[start of Given text]
The sine rule lets you work with non-right-angled triangles when you have a matching angle-side pair. It is one of the two major Higher-tier trigonometry rules and appears regularly on AQA, Edexcel and OCR papers.
What Is the Sine Rule?
The sine rule is a formula that relates each side of a triangle to the sine of its opposite angle. It works for any triangle, not just right-angled ones. In a triangle where the sides are a, b, c and the opposite angles are A, B, C, the rule states that the ratio of each side to the sine of its opposite angle is constant.
You use the sine rule when you have at least one complete angle-side pair (a side and its opposite angle) plus one other piece of information — either another angle or another side. It comes in two forms: one for finding sides and one for finding angles. The formulas are provided on the AQA and Edexcel formula sheets, but you still need to know when and how to apply them.
The sine rule also has an ambiguous case: when you are given two sides and a non-included angle (SSA), there may be two possible triangles. At GCSE this rarely comes up, but awareness of it is expected at the top end of Higher.
Key Formulas
Step-by-Step Method
- Label the triangle so that side a is opposite angle A, side b is opposite angle B, etc.
- Identify the complete pair (a side and its opposite angle both known).
- Decide whether you need a side or an angle.
- For a side: use a/sin A = b/sin B. Substitute and solve for the unknown side.
- For an angle: use sin A/a = sin B/b. Substitute, solve for sin of the unknown angle, then use sin⁻¹.
- Round as instructed.
Worked Example 1 — Foundation Level
Question: In triangle ABC, angle A = 50°, angle B = 70° and side a = 10 cm. Find side b to 1 decimal place.
Working: Use the sine rule for finding a side: a/sin A = b/sin B 10/sin 50° = b/sin 70° 10/0.7660 = b/0.9397 13.055 = b/0.9397 b = 13.055 × 0.9397
Answer: b = 12.3 cm (1 d.p.).
Worked Example 2 — Higher Level
Question: In triangle PQR, side p = 14 cm, side q = 9 cm and angle P = 80°. Find angle Q to 1 decimal place.
[end of Given text]
■ Exercise task:
Please write what comes next in the sine rule guide, starting after its last sentence. The material after this point is separate from the sine rule guide.
[start of Dataset rows]
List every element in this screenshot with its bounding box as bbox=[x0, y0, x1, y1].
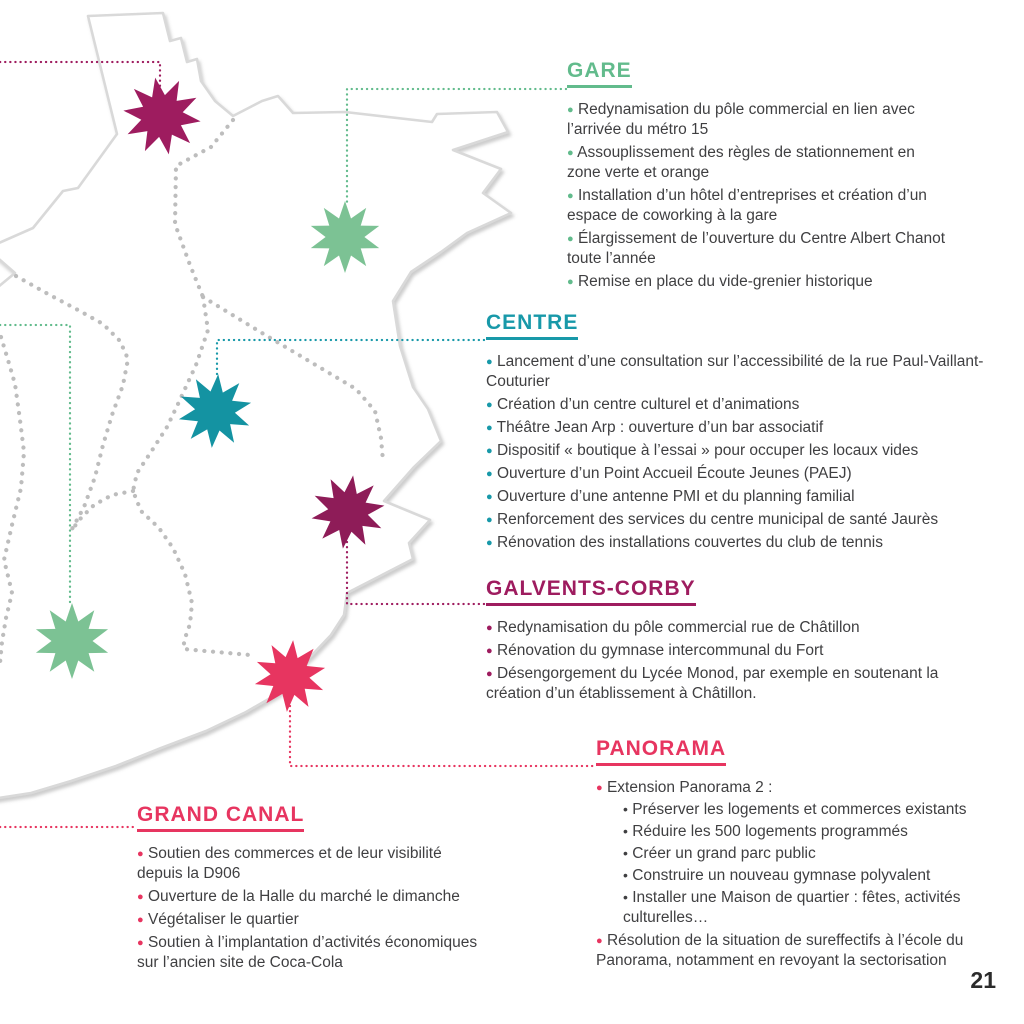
section-centre bbox=[486, 312, 986, 556]
section-item-list-panorama bbox=[596, 778, 1020, 971]
section-item-list-gare bbox=[567, 100, 945, 292]
sub-list-item: • Créer un grand parc public bbox=[623, 845, 816, 863]
list-item: ● Désengorgement du Lycée Monod, par exemple en soutenant la création d’un établissement à Châtillon. bbox=[486, 665, 939, 703]
list-item: ● Ouverture d’un Point Accueil Écoute Jeunes (PAEJ) bbox=[486, 465, 852, 483]
bullet-icon: ● bbox=[486, 356, 493, 369]
list-item: ● Soutien des commerces et de leur visibilité depuis la D906 bbox=[137, 845, 442, 883]
list-item: ● Extension Panorama 2 : • Préserver les logements et commerces existants • Réduire les 500 logements programmés • Créer un grand parc public • Construire un nouveau gymnase polyvalent • Installer une Maison de quartier : fêtes, activités culturelles… bbox=[596, 778, 1020, 928]
list-item: ● Ouverture d’une antenne PMI et du planning familial bbox=[486, 488, 855, 506]
section-title-gare: GARE bbox=[567, 60, 632, 88]
bullet-icon: ● bbox=[486, 491, 493, 504]
sub-bullet-icon: • bbox=[623, 867, 628, 884]
city-boundary bbox=[0, 13, 511, 799]
bullet-icon: ● bbox=[567, 147, 574, 160]
section-gare bbox=[567, 60, 945, 295]
list-item: ● Renforcement des services du centre municipal de santé Jaurès bbox=[486, 511, 939, 529]
bullet-icon: ● bbox=[137, 937, 144, 950]
section-grand-canal bbox=[137, 804, 487, 976]
sub-bullet-icon: • bbox=[623, 823, 628, 840]
sub-bullet-icon: • bbox=[623, 889, 628, 906]
list-item: ● Remise en place du vide-grenier historique bbox=[567, 273, 873, 291]
bullet-icon: ● bbox=[596, 935, 603, 948]
bullet-icon: ● bbox=[567, 233, 574, 246]
bullet-icon: ● bbox=[486, 445, 493, 458]
bullet-icon: ● bbox=[137, 914, 144, 927]
bullet-icon: ● bbox=[137, 848, 144, 861]
list-item: ● Rénovation du gymnase intercommunal du Fort bbox=[486, 642, 824, 660]
bullet-icon: ● bbox=[486, 622, 493, 635]
sub-list-item: • Réduire les 500 logements programmés bbox=[623, 823, 908, 841]
list-item: ● Théâtre Jean Arp : ouverture d’un bar associatif bbox=[486, 419, 824, 437]
list-item: ● Création d’un centre culturel et d’animations bbox=[486, 396, 800, 414]
sub-list-item: • Construire un nouveau gymnase polyvalent bbox=[623, 867, 931, 885]
bullet-icon: ● bbox=[567, 276, 574, 289]
section-title-galvents-corby: GALVENTS-CORBY bbox=[486, 578, 696, 606]
list-item: ● Assouplissement des règles de stationnement en zone verte et orange bbox=[567, 144, 915, 182]
section-title-grand-canal: GRAND CANAL bbox=[137, 804, 304, 832]
label-connector-panorama bbox=[290, 706, 593, 766]
section-title-panorama: PANORAMA bbox=[596, 738, 726, 766]
list-item: ● Redynamisation du pôle commercial en lien avec l’arrivée du métro 15 bbox=[567, 101, 915, 139]
sub-list-item: • Préserver les logements et commerces existants bbox=[623, 801, 967, 819]
bullet-icon: ● bbox=[486, 645, 493, 658]
section-panorama bbox=[596, 738, 1020, 974]
page-number: 21 bbox=[970, 967, 996, 993]
bullet-icon: ● bbox=[137, 891, 144, 904]
sub-bullet-icon: • bbox=[623, 845, 628, 862]
bullet-icon: ● bbox=[486, 468, 493, 481]
sub-item-list bbox=[623, 799, 1020, 928]
bullet-icon: ● bbox=[567, 190, 574, 203]
sub-bullet-icon: • bbox=[623, 801, 628, 818]
section-title-centre: CENTRE bbox=[486, 312, 578, 340]
section-galvents-corby bbox=[486, 578, 978, 707]
list-item: ● Soutien à l’implantation d’activités économiques sur l’ancien site de Coca-Cola bbox=[137, 934, 478, 972]
section-item-list-grand-canal bbox=[137, 844, 487, 973]
list-item: ● Végétaliser le quartier bbox=[137, 911, 299, 929]
list-item: ● Installation d’un hôtel d’entreprises et création d’un espace de coworking à la gare bbox=[567, 187, 927, 225]
bullet-icon: ● bbox=[486, 537, 493, 550]
bullet-icon: ● bbox=[567, 104, 574, 117]
bullet-icon: ● bbox=[486, 668, 493, 681]
list-item: ● Ouverture de la Halle du marché le dimanche bbox=[137, 888, 460, 906]
bullet-icon: ● bbox=[486, 422, 493, 435]
sub-list-item: • Installer une Maison de quartier : fêtes, activités culturelles… bbox=[623, 889, 961, 927]
list-item: ● Résolution de la situation de sureffectifs à l’école du Panorama, notamment en revoyant la sectorisation bbox=[596, 932, 964, 970]
bullet-icon: ● bbox=[486, 514, 493, 527]
bullet-icon: ● bbox=[596, 782, 603, 795]
section-item-list-centre bbox=[486, 352, 986, 553]
list-item: ● Dispositif « boutique à l’essai » pour occuper les locaux vides bbox=[486, 442, 919, 460]
list-item: ● Élargissement de l’ouverture du Centre Albert Chanot toute l’année bbox=[567, 230, 945, 268]
section-item-list-galvents-corby bbox=[486, 618, 978, 704]
list-item: ● Redynamisation du pôle commercial rue de Châtillon bbox=[486, 619, 860, 637]
list-item: ● Rénovation des installations couvertes du club de tennis bbox=[486, 534, 883, 552]
bullet-icon: ● bbox=[486, 399, 493, 412]
list-item: ● Lancement d’une consultation sur l’accessibilité de la rue Paul-Vaillant-Couturier bbox=[486, 353, 984, 391]
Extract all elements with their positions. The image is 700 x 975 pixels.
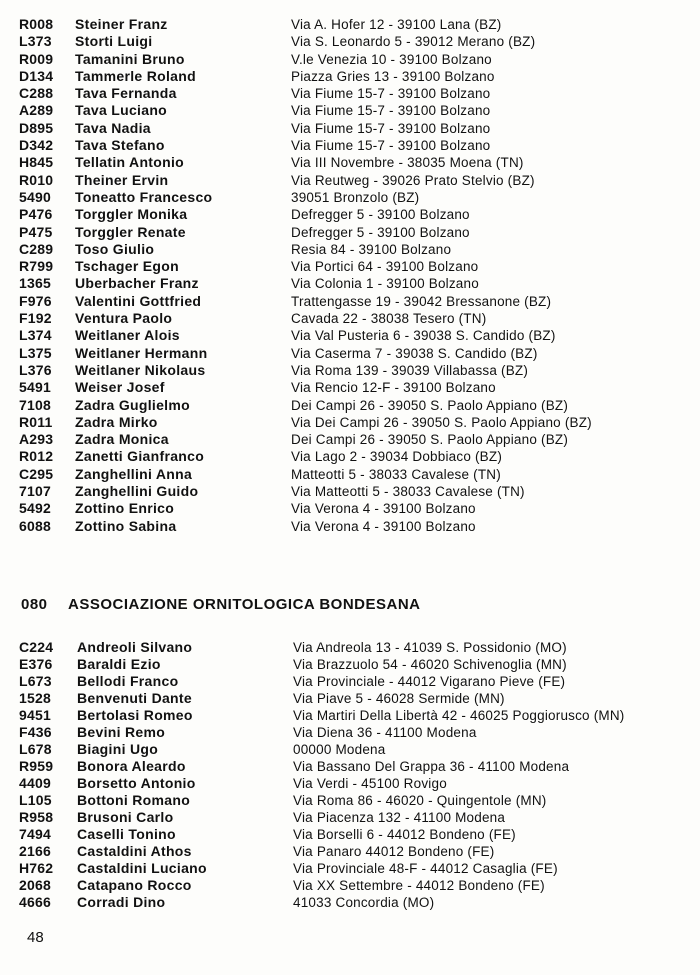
member-name: Andreoli Silvano: [77, 639, 193, 655]
member-name: Zottino Sabina: [75, 517, 177, 534]
member-code: 5492: [19, 500, 51, 517]
member-name: Torggler Renate: [75, 223, 186, 240]
member-row: [0, 362, 700, 379]
member-address: Via Val Pusteria 6 - 39038 S. Candido (BZ): [291, 328, 556, 344]
member-row: [0, 758, 700, 775]
member-code: R008: [19, 16, 54, 32]
member-address: Via Portici 64 - 39100 Bolzano: [291, 259, 479, 275]
member-address: Via Provinciale - 44012 Vigarano Pieve (FE): [293, 674, 566, 689]
member-code: R958: [19, 809, 54, 825]
member-row: [0, 431, 700, 448]
member-name: Tschager Egon: [75, 258, 179, 275]
member-name: Tellatin Antonio: [75, 154, 185, 171]
member-row: [0, 894, 700, 911]
member-address: Via Dei Campi 26 - 39050 S. Paolo Appiano (BZ): [291, 414, 592, 430]
member-code: L375: [19, 344, 52, 361]
member-row: [0, 137, 700, 154]
member-address: Dei Campi 26 - 39050 S. Paolo Appiano (BZ): [291, 397, 569, 413]
member-row: [0, 68, 700, 85]
member-address: Via Roma 86 - 46020 - Quingentole (MN): [293, 793, 547, 808]
member-row: [0, 397, 700, 414]
member-code: L678: [19, 741, 52, 757]
member-name: Ventura Paolo: [75, 310, 173, 327]
member-address: Via Piave 5 - 46028 Sermide (MN): [293, 691, 505, 706]
member-name: Catapano Rocco: [77, 877, 192, 893]
member-code: D134: [19, 67, 54, 84]
member-row: [0, 241, 700, 258]
member-code: 2166: [19, 843, 51, 859]
member-name: Toso Giulio: [75, 240, 155, 257]
member-address: Via Diena 36 - 41100 Modena: [293, 725, 477, 740]
member-list-bottom: [0, 639, 700, 911]
member-address: Defregger 5 - 39100 Bolzano: [291, 224, 470, 240]
member-row: [0, 483, 700, 500]
member-row: [0, 877, 700, 894]
member-name: Steiner Franz: [75, 16, 168, 32]
section-number: 080: [21, 596, 48, 613]
member-name: Tammerle Roland: [75, 67, 196, 84]
member-row: [0, 843, 700, 860]
member-code: L105: [19, 792, 52, 808]
member-address: Dei Campi 26 - 39050 S. Paolo Appiano (BZ): [291, 432, 569, 448]
member-name: Bonora Aleardo: [77, 758, 186, 774]
member-code: R959: [19, 758, 54, 774]
member-code: A293: [19, 431, 54, 448]
member-address: Via A. Hofer 12 - 39100 Lana (BZ): [291, 17, 502, 32]
member-address: Via Fiume 15-7 - 39100 Bolzano: [291, 103, 491, 119]
member-code: 1528: [19, 690, 51, 706]
member-name: Zanetti Gianfranco: [75, 448, 205, 465]
member-name: Borsetto Antonio: [77, 775, 196, 791]
member-code: E376: [19, 656, 53, 672]
member-name: Bevini Remo: [77, 724, 166, 740]
member-row: [0, 673, 700, 690]
member-code: F192: [19, 310, 52, 327]
member-address: Via Fiume 15-7 - 39100 Bolzano: [291, 120, 491, 136]
member-address: Via Rencio 12-F - 39100 Bolzano: [291, 380, 496, 396]
section-title: ASSOCIAZIONE ORNITOLOGICA BONDESANA: [68, 596, 421, 613]
member-code: P475: [19, 223, 53, 240]
member-address: 41033 Concordia (MO): [293, 895, 435, 910]
member-address: Via Colonia 1 - 39100 Bolzano: [291, 276, 479, 292]
member-address: Via XX Settembre - 44012 Bondeno (FE): [293, 878, 545, 893]
member-address: Via III Novembre - 38035 Moena (TN): [291, 155, 524, 171]
member-row: [0, 172, 700, 189]
member-name: Brusoni Carlo: [77, 809, 174, 825]
member-row: [0, 85, 700, 102]
member-row: [0, 310, 700, 327]
member-code: A289: [19, 102, 54, 119]
member-name: Weiser Josef: [75, 379, 165, 396]
member-address: Via Bassano Del Grappa 36 - 41100 Modena: [293, 759, 570, 774]
member-name: Valentini Gottfried: [75, 292, 202, 309]
member-code: 7107: [19, 483, 51, 500]
member-code: H845: [19, 154, 54, 171]
member-row: [0, 448, 700, 465]
member-code: 5491: [19, 379, 51, 396]
member-code: C289: [19, 240, 54, 257]
member-name: Weitlaner Hermann: [75, 344, 208, 361]
member-address: Via Andreola 13 - 41039 S. Possidonio (MO): [293, 640, 567, 655]
member-name: Weitlaner Alois: [75, 327, 180, 344]
member-address: 39051 Bronzolo (BZ): [291, 189, 420, 205]
member-row: [0, 639, 700, 656]
member-code: F436: [19, 724, 52, 740]
member-row: [0, 826, 700, 843]
member-row: [0, 345, 700, 362]
member-code: R010: [19, 171, 54, 188]
member-address: Matteotti 5 - 38033 Cavalese (TN): [291, 466, 501, 482]
member-address: Defregger 5 - 39100 Bolzano: [291, 207, 470, 223]
member-code: 4666: [19, 894, 51, 910]
member-name: Zadra Guglielmo: [75, 396, 190, 413]
member-code: L374: [19, 327, 52, 344]
member-address: Via Martiri Della Libertà 42 - 46025 Poggiorusco (MN): [293, 708, 625, 723]
member-code: R012: [19, 448, 54, 465]
member-row: [0, 809, 700, 826]
member-address: Via Verdi - 45100 Rovigo: [293, 776, 447, 791]
page-number: 48: [27, 929, 44, 946]
member-code: L373: [19, 33, 52, 50]
member-row: [0, 189, 700, 206]
member-name: Theiner Ervin: [75, 171, 169, 188]
member-address: Via Verona 4 - 39100 Bolzano: [291, 518, 476, 534]
member-row: [0, 327, 700, 344]
member-name: Bottoni Romano: [77, 792, 191, 808]
member-name: Benvenuti Dante: [77, 690, 192, 706]
member-name: Corradi Dino: [77, 894, 166, 910]
member-row: [0, 258, 700, 275]
member-name: Torggler Monika: [75, 206, 188, 223]
member-row: [0, 775, 700, 792]
member-code: C295: [19, 465, 54, 482]
member-code: C224: [19, 639, 54, 655]
member-address: Via Lago 2 - 39034 Dobbiaco (BZ): [291, 449, 503, 465]
member-row: [0, 518, 700, 535]
member-address: Via Matteotti 5 - 38033 Cavalese (TN): [291, 484, 525, 500]
member-address: Via Piacenza 132 - 41100 Modena: [293, 810, 506, 825]
member-code: L673: [19, 673, 52, 689]
member-row: [0, 414, 700, 431]
member-name: Toneatto Francesco: [75, 188, 213, 205]
member-address: Via Caserma 7 - 39038 S. Candido (BZ): [291, 345, 538, 361]
member-row: [0, 792, 700, 809]
member-row: [0, 293, 700, 310]
member-address: Via Fiume 15-7 - 39100 Bolzano: [291, 138, 491, 154]
member-name: Zanghellini Guido: [75, 483, 199, 500]
member-name: Castaldini Luciano: [77, 860, 207, 876]
member-address: Via Panaro 44012 Bondeno (FE): [293, 844, 495, 859]
member-address: Cavada 22 - 38038 Tesero (TN): [291, 311, 487, 327]
member-code: 7108: [19, 396, 51, 413]
member-address: Via S. Leonardo 5 - 39012 Merano (BZ): [291, 34, 536, 50]
member-code: 2068: [19, 877, 51, 893]
member-address: Via Brazzuolo 54 - 46020 Schivenoglia (MN): [293, 657, 567, 672]
member-code: H762: [19, 860, 54, 876]
member-row: [0, 690, 700, 707]
member-row: [0, 51, 700, 68]
member-row: [0, 500, 700, 517]
member-name: Tava Fernanda: [75, 85, 177, 102]
member-row: [0, 224, 700, 241]
member-name: Baraldi Ezio: [77, 656, 161, 672]
member-row: [0, 102, 700, 119]
member-code: 9451: [19, 707, 51, 723]
member-address: Via Verona 4 - 39100 Bolzano: [291, 501, 476, 517]
member-code: L376: [19, 361, 52, 378]
member-address: Via Roma 139 - 39039 Villabassa (BZ): [291, 362, 529, 378]
member-address: Trattengasse 19 - 39042 Bressanone (BZ): [291, 293, 552, 309]
member-code: 5490: [19, 188, 51, 205]
member-name: Castaldini Athos: [77, 843, 192, 859]
member-code: R011: [19, 413, 53, 430]
member-code: 4409: [19, 775, 51, 791]
member-address: Piazza Gries 13 - 39100 Bolzano: [291, 68, 495, 84]
member-address: Resia 84 - 39100 Bolzano: [291, 241, 452, 257]
member-code: 1365: [19, 275, 51, 292]
member-row: [0, 275, 700, 292]
member-row: [0, 724, 700, 741]
member-code: R009: [19, 50, 54, 67]
member-row: [0, 154, 700, 171]
member-name: Zadra Monica: [75, 431, 169, 448]
member-address: Via Borselli 6 - 44012 Bondeno (FE): [293, 827, 516, 842]
member-row: [0, 206, 700, 223]
member-list-top: [0, 16, 700, 535]
member-name: Bertolasi Romeo: [77, 707, 193, 723]
member-address: Via Fiume 15-7 - 39100 Bolzano: [291, 86, 491, 102]
member-address: Via Reutweg - 39026 Prato Stelvio (BZ): [291, 172, 535, 188]
member-code: D342: [19, 137, 54, 154]
member-name: Storti Luigi: [75, 33, 153, 50]
member-name: Zanghellini Anna: [75, 465, 193, 482]
section-heading: [21, 596, 421, 613]
member-name: Zottino Enrico: [75, 500, 175, 517]
member-code: C288: [19, 85, 54, 102]
member-name: Zadra Mirko: [75, 413, 158, 430]
member-address: 00000 Modena: [293, 742, 386, 757]
member-row: [0, 707, 700, 724]
member-row: [0, 379, 700, 396]
member-name: Tava Stefano: [75, 137, 165, 154]
member-code: R799: [19, 258, 54, 275]
member-code: F976: [19, 292, 52, 309]
member-name: Tava Luciano: [75, 102, 168, 119]
member-row: [0, 33, 700, 50]
member-code: D895: [19, 119, 54, 136]
member-name: Uberbacher Franz: [75, 275, 199, 292]
member-name: Caselli Tonino: [77, 826, 176, 842]
member-address: Via Provinciale 48-F - 44012 Casaglia (FE): [293, 861, 558, 876]
member-row: [0, 741, 700, 758]
member-name: Tava Nadia: [75, 119, 151, 136]
member-name: Weitlaner Nikolaus: [75, 361, 206, 378]
member-row: [0, 860, 700, 877]
member-row: [0, 120, 700, 137]
member-code: P476: [19, 206, 53, 223]
member-code: 7494: [19, 826, 51, 842]
member-row: [0, 656, 700, 673]
member-code: 6088: [19, 517, 51, 534]
member-address: V.le Venezia 10 - 39100 Bolzano: [291, 51, 492, 67]
member-name: Biagini Ugo: [77, 741, 159, 757]
member-name: Tamanini Bruno: [75, 50, 185, 67]
member-row: [0, 466, 700, 483]
member-name: Bellodi Franco: [77, 673, 179, 689]
member-row: [0, 16, 700, 33]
[end of Dataset rows]
■ Answer for this exercise:
Working: Use the sine rule for finding an angle: sin P/p = sin Q/q sin 80°/14 = sin Q/9 0.9848/14 = sin Q/9 0.07034 = sin Q/9 sin Q = 9 × 0.07034 = 0.6331 Q = sin⁻¹(0.6331)
Answer: Q = 39.3° (1 d.p.).
Worked Example 3 — Exam Style
Question: Two ships leave a port. Ship A sails on a bearing of 060° for 15 km. Ship B sails on a bearing of 120° for 20 km. The angle between the two paths at the port is 60°. The angle at Ship B is 42°. Find the distance between the two ships to 1 decimal place.
Working: Angle at Ship A = 180° − 60° − 42° = 78°. Let the distance between the ships be c (opposite the 60° port angle), and side b = 15 km is opposite angle B = 42°. c/sin 60° = 15/sin 42° c/0.8660 = 15/0.6691 c/0.8660 = 22.418 c = 22.418 × 0.8660
Answer: The distance between the ships is 19.4 km (1 d.p.).
Common Mistakes
- Mismatching sides and angles. Side a must be opposite angle A. If you pair a side with the wrong angle, the answer is wrong.
- Forgetting to use sin⁻¹ when finding an angle. If sin Q = 0.6331, the angle is sin⁻¹(0.6331), not 0.6331.
- Using the sine rule when the cosine rule is needed. The sine rule requires a complete pair. If you have SAS (two sides and the included angle) or SSS (three sides), you need the cosine rule instead.
Exam Tips
- Copy the formula from the formula sheet and write it into your working — this earns a method mark.
- Always check: do I have a complete angle-side pair? If yes, use the sine rule. If no, consider the cosine rule.
- For the ambiguous case, if sin⁻¹ gives you an acute angle but the diagram suggests an obtuse angle, the second solution is 180° minus the acute angle.
Practice Questions
Q1 (Foundation): In triangle ABC, angle A = 45°, angle C = 65° and side a = 8 cm. Find side c to 1 d.p.
Q2 (Foundation): In triangle DEF, angle D = 55°, side d = 12 cm and side e = 10 cm. Find angle E to 1 d.p.
Q3 (Higher): In triangle XYZ, angle X = 38°, angle Y = 72° and side y = 25 cm. Find side x to 1 d.p.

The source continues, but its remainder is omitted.